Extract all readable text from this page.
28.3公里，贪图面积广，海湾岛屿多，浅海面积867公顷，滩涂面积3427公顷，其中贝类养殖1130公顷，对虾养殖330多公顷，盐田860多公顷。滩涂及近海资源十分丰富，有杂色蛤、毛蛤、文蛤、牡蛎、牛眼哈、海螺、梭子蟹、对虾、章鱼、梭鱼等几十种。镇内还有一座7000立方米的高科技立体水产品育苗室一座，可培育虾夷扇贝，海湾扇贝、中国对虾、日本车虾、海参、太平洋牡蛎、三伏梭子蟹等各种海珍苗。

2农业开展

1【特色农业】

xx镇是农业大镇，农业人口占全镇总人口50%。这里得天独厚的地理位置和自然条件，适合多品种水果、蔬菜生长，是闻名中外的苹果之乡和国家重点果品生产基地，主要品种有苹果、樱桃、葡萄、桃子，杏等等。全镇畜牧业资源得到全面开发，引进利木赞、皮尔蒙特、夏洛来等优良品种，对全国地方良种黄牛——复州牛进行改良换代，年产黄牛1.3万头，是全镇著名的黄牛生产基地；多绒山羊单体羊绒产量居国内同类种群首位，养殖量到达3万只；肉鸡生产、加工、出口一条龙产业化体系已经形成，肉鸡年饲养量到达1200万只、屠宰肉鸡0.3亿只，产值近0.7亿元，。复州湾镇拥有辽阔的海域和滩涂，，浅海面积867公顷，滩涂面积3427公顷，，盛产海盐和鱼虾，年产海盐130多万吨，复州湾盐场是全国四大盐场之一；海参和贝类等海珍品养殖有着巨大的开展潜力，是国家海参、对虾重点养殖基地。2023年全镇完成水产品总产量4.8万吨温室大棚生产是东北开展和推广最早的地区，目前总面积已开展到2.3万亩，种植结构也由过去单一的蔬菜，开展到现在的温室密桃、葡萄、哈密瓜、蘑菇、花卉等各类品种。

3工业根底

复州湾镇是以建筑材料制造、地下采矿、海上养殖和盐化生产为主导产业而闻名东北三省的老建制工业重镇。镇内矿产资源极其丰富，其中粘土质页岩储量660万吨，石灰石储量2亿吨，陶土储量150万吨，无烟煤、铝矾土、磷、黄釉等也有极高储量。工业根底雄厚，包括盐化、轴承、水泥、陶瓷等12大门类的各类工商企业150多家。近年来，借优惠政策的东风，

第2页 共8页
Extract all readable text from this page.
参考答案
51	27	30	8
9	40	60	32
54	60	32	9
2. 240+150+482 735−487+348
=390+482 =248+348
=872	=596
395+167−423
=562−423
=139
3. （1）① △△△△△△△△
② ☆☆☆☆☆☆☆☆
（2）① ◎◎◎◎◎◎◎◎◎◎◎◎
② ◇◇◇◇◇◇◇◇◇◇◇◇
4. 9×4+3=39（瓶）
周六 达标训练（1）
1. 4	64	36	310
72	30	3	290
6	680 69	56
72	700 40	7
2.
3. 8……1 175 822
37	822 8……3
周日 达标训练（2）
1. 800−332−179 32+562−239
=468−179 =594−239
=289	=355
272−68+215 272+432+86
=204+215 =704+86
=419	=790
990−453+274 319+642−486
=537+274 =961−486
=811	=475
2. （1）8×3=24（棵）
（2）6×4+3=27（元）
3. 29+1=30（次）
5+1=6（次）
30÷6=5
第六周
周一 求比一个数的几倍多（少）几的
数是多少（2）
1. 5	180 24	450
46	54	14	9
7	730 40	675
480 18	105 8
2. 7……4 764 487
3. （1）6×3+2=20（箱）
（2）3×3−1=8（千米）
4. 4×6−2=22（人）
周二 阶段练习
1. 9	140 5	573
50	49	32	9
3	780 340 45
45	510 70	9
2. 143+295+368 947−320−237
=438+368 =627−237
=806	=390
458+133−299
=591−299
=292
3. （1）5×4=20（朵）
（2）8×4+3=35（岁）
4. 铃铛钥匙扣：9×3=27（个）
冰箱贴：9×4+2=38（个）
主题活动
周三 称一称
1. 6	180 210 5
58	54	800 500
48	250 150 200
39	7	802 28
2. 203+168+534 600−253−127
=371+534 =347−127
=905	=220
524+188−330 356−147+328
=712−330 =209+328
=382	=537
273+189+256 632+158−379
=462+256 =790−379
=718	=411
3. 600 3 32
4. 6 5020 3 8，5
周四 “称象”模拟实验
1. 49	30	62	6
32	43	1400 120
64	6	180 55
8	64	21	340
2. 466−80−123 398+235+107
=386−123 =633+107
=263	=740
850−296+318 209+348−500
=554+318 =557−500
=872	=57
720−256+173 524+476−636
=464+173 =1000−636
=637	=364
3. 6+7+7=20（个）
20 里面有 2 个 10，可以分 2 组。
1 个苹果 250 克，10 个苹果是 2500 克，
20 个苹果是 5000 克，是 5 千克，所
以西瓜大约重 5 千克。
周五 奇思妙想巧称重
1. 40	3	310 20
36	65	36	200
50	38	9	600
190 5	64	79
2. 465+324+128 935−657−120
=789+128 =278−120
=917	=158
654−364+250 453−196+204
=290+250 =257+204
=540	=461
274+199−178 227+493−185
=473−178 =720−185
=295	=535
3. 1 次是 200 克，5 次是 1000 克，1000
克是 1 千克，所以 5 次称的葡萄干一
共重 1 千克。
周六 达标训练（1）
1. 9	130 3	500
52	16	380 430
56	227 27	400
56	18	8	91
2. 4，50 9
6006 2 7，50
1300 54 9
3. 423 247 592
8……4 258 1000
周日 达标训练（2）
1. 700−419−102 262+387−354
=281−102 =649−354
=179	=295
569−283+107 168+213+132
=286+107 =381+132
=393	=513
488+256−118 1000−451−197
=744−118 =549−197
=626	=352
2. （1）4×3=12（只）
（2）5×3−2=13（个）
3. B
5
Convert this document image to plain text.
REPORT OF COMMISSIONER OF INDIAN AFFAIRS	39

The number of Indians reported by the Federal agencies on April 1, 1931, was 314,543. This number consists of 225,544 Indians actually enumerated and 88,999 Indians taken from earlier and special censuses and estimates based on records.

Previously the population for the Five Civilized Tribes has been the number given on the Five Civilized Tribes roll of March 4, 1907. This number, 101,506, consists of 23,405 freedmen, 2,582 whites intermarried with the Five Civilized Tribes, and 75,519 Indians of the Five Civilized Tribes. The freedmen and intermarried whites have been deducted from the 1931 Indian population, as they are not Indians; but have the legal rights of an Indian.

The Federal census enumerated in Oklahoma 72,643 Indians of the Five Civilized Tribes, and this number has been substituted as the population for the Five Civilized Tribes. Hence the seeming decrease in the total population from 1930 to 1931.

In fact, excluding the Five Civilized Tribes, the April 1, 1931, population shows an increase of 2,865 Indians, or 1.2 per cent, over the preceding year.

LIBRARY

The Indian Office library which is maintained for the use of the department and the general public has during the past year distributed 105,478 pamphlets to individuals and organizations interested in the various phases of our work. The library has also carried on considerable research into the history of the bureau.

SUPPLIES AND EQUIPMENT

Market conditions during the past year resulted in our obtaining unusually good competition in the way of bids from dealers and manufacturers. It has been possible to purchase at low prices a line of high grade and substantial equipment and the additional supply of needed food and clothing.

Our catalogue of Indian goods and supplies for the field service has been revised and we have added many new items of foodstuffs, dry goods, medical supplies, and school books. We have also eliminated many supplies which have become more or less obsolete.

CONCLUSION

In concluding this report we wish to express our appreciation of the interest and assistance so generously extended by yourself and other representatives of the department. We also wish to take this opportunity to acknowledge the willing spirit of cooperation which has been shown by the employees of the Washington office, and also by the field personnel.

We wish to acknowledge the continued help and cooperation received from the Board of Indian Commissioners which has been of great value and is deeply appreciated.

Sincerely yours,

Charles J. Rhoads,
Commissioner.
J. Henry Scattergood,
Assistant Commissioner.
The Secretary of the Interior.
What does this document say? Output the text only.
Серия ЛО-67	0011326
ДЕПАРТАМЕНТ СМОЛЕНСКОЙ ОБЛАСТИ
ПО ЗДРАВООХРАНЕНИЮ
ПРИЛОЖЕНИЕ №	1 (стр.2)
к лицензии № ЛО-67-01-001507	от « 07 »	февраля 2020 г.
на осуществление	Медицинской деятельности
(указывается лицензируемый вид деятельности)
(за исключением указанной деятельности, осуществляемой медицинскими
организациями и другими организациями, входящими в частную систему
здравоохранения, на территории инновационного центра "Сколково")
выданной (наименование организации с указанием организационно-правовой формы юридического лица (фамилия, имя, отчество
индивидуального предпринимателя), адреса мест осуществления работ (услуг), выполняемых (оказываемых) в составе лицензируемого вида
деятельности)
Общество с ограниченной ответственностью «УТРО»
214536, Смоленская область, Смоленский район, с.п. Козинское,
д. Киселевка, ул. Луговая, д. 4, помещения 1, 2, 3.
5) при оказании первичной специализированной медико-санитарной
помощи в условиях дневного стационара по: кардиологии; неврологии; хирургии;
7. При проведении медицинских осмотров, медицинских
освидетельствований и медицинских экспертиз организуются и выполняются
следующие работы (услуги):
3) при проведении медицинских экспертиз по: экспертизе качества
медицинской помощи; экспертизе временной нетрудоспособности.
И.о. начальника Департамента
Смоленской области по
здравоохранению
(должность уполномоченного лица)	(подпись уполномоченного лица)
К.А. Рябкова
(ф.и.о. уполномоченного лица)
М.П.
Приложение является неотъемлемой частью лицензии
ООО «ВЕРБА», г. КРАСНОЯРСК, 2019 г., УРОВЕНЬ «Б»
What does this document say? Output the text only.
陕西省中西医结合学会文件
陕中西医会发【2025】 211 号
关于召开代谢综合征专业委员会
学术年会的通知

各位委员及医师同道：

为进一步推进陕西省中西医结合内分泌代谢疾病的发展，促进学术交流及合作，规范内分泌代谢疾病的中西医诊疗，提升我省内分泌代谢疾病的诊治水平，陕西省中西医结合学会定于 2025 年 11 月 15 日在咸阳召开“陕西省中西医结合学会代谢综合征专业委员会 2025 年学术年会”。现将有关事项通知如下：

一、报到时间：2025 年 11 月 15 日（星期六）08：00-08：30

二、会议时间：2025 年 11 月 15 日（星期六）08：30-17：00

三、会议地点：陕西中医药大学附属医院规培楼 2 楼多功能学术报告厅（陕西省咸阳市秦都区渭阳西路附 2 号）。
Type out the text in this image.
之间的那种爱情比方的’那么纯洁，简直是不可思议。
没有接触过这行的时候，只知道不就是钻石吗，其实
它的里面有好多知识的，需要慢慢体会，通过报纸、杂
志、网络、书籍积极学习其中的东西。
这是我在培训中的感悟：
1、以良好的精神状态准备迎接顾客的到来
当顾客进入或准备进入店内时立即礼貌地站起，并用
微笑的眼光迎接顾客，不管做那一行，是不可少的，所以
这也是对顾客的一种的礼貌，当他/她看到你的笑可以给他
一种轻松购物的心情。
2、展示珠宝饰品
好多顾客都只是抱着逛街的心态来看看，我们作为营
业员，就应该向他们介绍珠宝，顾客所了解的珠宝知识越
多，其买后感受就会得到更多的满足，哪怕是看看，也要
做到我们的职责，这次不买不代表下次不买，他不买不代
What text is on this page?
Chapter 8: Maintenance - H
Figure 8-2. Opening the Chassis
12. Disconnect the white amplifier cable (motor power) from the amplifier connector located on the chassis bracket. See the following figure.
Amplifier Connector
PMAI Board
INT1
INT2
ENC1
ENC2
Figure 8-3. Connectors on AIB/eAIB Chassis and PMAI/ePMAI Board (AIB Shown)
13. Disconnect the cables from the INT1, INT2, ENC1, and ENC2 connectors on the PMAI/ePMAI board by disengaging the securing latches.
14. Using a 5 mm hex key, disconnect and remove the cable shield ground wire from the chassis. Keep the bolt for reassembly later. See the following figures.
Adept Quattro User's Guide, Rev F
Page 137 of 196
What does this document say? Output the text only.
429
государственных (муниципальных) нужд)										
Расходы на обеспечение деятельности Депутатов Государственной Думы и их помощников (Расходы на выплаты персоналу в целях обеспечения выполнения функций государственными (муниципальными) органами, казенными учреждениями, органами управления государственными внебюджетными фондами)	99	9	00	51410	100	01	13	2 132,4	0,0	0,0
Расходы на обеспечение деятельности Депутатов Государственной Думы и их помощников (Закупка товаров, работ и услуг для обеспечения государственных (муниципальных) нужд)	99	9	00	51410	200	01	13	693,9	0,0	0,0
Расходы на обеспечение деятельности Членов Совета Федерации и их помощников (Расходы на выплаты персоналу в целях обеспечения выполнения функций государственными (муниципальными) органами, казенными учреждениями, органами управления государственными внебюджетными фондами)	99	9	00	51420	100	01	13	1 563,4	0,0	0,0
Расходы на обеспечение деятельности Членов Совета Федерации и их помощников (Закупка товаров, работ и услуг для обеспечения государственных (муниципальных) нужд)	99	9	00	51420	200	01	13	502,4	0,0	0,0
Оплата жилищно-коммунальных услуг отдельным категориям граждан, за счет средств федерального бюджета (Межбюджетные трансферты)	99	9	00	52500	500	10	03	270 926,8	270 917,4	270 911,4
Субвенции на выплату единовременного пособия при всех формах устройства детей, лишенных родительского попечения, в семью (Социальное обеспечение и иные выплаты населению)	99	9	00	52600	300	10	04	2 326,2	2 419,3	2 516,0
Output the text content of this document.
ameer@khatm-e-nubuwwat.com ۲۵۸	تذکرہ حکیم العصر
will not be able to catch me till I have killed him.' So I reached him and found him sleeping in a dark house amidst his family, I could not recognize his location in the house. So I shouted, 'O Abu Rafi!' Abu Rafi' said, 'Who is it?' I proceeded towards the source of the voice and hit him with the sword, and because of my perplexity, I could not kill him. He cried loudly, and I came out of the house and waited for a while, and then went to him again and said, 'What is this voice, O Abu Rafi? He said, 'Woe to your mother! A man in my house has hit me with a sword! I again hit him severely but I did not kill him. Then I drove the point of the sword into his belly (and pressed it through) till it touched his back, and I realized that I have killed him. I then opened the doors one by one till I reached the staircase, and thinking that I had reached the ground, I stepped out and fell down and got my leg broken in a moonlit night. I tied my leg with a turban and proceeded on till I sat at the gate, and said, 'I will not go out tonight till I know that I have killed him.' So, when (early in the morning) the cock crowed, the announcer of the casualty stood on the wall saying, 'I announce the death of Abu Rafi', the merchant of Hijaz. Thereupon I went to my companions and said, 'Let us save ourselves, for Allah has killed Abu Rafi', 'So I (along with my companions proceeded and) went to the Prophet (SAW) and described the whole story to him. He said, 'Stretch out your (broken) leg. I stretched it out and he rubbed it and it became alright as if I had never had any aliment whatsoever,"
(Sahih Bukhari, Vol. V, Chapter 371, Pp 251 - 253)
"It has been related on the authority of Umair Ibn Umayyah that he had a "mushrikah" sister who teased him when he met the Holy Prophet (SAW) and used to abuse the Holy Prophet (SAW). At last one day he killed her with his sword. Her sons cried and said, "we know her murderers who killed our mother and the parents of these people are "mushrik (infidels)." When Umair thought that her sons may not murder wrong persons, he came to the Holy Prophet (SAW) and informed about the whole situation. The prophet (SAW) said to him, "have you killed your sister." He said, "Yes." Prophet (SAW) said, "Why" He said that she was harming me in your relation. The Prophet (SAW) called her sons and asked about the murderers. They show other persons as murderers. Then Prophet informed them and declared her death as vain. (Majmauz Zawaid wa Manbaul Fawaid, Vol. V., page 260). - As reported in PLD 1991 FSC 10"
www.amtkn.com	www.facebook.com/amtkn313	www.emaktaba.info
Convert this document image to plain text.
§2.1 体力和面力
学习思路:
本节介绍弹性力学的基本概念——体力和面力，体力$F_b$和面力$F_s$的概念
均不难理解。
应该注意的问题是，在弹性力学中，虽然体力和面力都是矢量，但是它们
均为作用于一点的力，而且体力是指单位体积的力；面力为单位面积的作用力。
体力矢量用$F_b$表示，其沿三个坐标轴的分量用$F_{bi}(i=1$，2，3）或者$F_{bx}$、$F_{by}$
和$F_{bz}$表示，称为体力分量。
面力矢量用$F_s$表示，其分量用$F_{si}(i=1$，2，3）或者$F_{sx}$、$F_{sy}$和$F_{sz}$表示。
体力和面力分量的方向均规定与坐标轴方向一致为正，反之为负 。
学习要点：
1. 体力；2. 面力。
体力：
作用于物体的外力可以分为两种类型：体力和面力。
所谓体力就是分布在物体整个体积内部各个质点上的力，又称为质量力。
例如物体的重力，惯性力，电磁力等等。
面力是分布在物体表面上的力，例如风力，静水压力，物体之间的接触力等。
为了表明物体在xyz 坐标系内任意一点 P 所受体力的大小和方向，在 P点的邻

GIVEN EXERCISE — Report every line containing the word "enumerated" from the listing above.

COMPLETED EXERCISE —
The number of Indians reported by the Federal agencies on April 1, 1931, was 314,543. This number consists of 225,544 Indians actually enumerated and 88,999 Indians taken from earlier and special censuses and estimates based on records.
The Federal census enumerated in Oklahoma 72,643 Indians of the Five Civilized Tribes, and this number has been substituted as the population for the Five Civilized Tribes. Hence the seeming decrease in the total population from 1930 to 1931.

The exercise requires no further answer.